▶ TASK OBJECTIVE:
Reproduce the records. Keep every word exact and include no images.

▶ SUPPLIED DATA:
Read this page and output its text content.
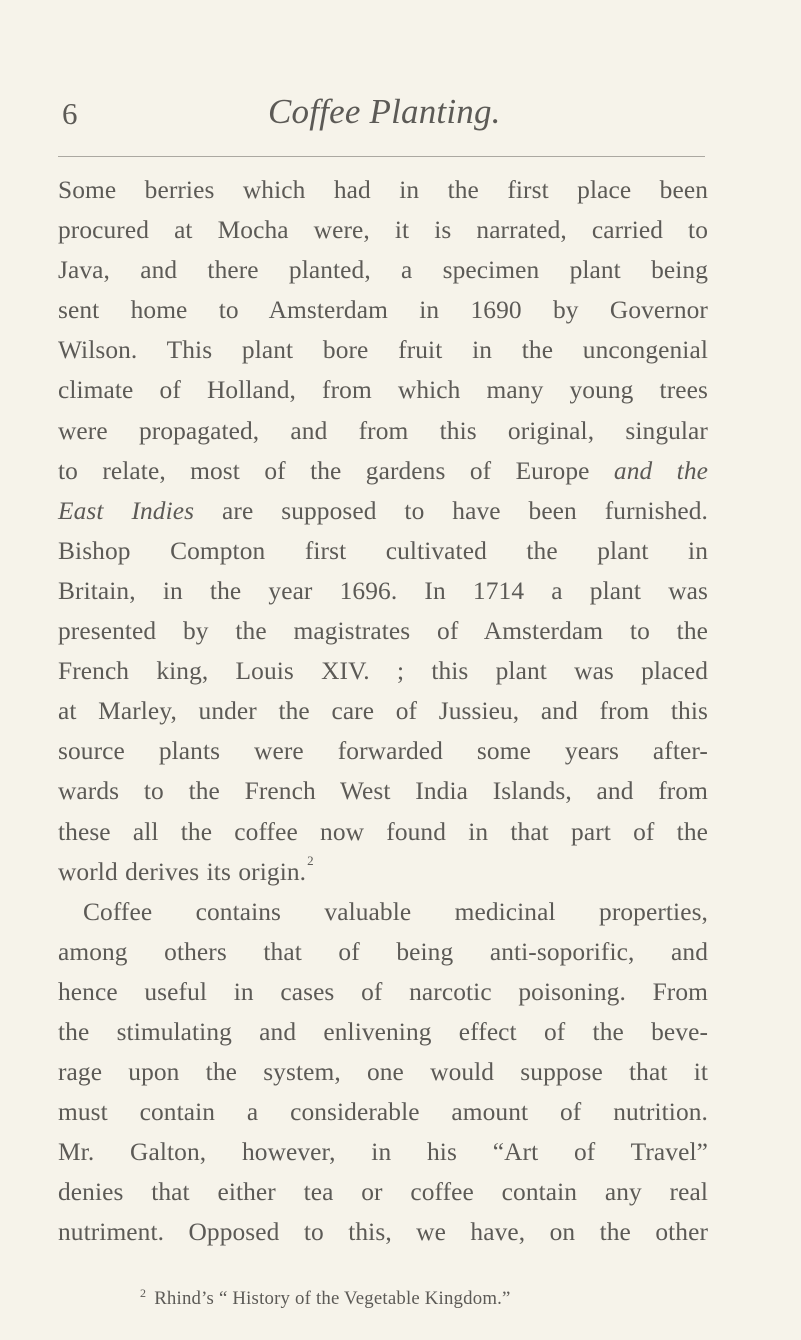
6	Coffee Planting.
Some berries which had in the first place been
procured at Mocha were, it is narrated, carried to
Java, and there planted, a specimen plant being
sent home to Amsterdam in 1690 by Governor
Wilson. This plant bore fruit in the uncongenial
climate of Holland, from which many young trees
were propagated, and from this original, singular
to relate, most of the gardens of Europe and the
East Indies are supposed to have been furnished.
Bishop Compton first cultivated the plant in
Britain, in the year 1696. In 1714 a plant was
presented by the magistrates of Amsterdam to the
French king, Louis XIV. ; this plant was placed
at Marley, under the care of Jussieu, and from this
source plants were forwarded some years after-
wards to the French West India Islands, and from
these all the coffee now found in that part of the
world derives its origin.$^2$
Coffee contains valuable medicinal properties,
among others that of being anti-soporific, and
hence useful in cases of narcotic poisoning. From
the stimulating and enlivening effect of the beve-
rage upon the system, one would suppose that it
must contain a considerable amount of nutrition.
Mr. Galton, however, in his “Art of Travel”
denies that either tea or coffee contain any real
nutriment. Opposed to this, we have, on the other
$^2$ Rhind’s “ History of the Vegetable Kingdom.”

▶ TASK RESULT:
Read this page and output its text content.
6	Coffee Planting.
Some berries which had in the first place been
procured at Mocha were, it is narrated, carried to
Java, and there planted, a specimen plant being
sent home to Amsterdam in 1690 by Governor
Wilson. This plant bore fruit in the uncongenial
climate of Holland, from which many young trees
were propagated, and from this original, singular
to relate, most of the gardens of Europe and the
East Indies are supposed to have been furnished.
Bishop Compton first cultivated the plant in
Britain, in the year 1696. In 1714 a plant was
presented by the magistrates of Amsterdam to the
French king, Louis XIV. ; this plant was placed
at Marley, under the care of Jussieu, and from this
source plants were forwarded some years after-
wards to the French West India Islands, and from
these all the coffee now found in that part of the
world derives its origin.$^2$
Coffee contains valuable medicinal properties,
among others that of being anti-soporific, and
hence useful in cases of narcotic poisoning. From
the stimulating and enlivening effect of the beve-
rage upon the system, one would suppose that it
must contain a considerable amount of nutrition.
Mr. Galton, however, in his “Art of Travel”
denies that either tea or coffee contain any real
nutriment. Opposed to this, we have, on the other
$^2$ Rhind’s “ History of the Vegetable Kingdom.”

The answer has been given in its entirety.